■ TASK DESCRIPTION ■
Below is a set of records; print all of them exactly as written.

■ DATA FOR THIS EXERCISE ■
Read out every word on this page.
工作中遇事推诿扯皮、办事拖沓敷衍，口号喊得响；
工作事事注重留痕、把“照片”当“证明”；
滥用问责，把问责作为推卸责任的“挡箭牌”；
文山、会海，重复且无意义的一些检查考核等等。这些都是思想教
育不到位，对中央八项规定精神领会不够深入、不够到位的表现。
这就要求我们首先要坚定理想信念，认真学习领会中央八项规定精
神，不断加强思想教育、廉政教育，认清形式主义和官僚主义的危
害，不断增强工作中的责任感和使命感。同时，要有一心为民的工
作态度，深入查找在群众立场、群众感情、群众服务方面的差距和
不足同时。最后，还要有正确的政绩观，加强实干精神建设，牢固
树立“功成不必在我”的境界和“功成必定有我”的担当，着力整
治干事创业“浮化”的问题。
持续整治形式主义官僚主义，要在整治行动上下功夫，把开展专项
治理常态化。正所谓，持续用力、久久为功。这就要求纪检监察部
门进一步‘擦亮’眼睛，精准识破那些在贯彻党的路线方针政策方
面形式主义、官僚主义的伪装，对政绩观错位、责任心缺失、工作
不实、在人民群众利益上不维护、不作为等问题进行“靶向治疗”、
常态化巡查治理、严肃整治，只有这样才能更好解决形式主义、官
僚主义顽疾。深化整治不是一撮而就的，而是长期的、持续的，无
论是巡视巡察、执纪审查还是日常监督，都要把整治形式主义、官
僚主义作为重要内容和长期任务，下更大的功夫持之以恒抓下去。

■ RESPONSE BELOW ■
Read out every word on this page.
工作中遇事推诿扯皮、办事拖沓敷衍，口号喊得响；
工作事事注重留痕、把“照片”当“证明”；
滥用问责，把问责作为推卸责任的“挡箭牌”；
文山、会海，重复且无意义的一些检查考核等等。这些都是思想教
育不到位，对中央八项规定精神领会不够深入、不够到位的表现。
这就要求我们首先要坚定理想信念，认真学习领会中央八项规定精
神，不断加强思想教育、廉政教育，认清形式主义和官僚主义的危
害，不断增强工作中的责任感和使命感。同时，要有一心为民的工
作态度，深入查找在群众立场、群众感情、群众服务方面的差距和
不足同时。最后，还要有正确的政绩观，加强实干精神建设，牢固
树立“功成不必在我”的境界和“功成必定有我”的担当，着力整
治干事创业“浮化”的问题。
持续整治形式主义官僚主义，要在整治行动上下功夫，把开展专项
治理常态化。正所谓，持续用力、久久为功。这就要求纪检监察部
门进一步‘擦亮’眼睛，精准识破那些在贯彻党的路线方针政策方
面形式主义、官僚主义的伪装，对政绩观错位、责任心缺失、工作
不实、在人民群众利益上不维护、不作为等问题进行“靶向治疗”、
常态化巡查治理、严肃整治，只有这样才能更好解决形式主义、官
僚主义顽疾。深化整治不是一撮而就的，而是长期的、持续的，无
论是巡视巡察、执纪审查还是日常监督，都要把整治形式主义、官
僚主义作为重要内容和长期任务，下更大的功夫持之以恒抓下去。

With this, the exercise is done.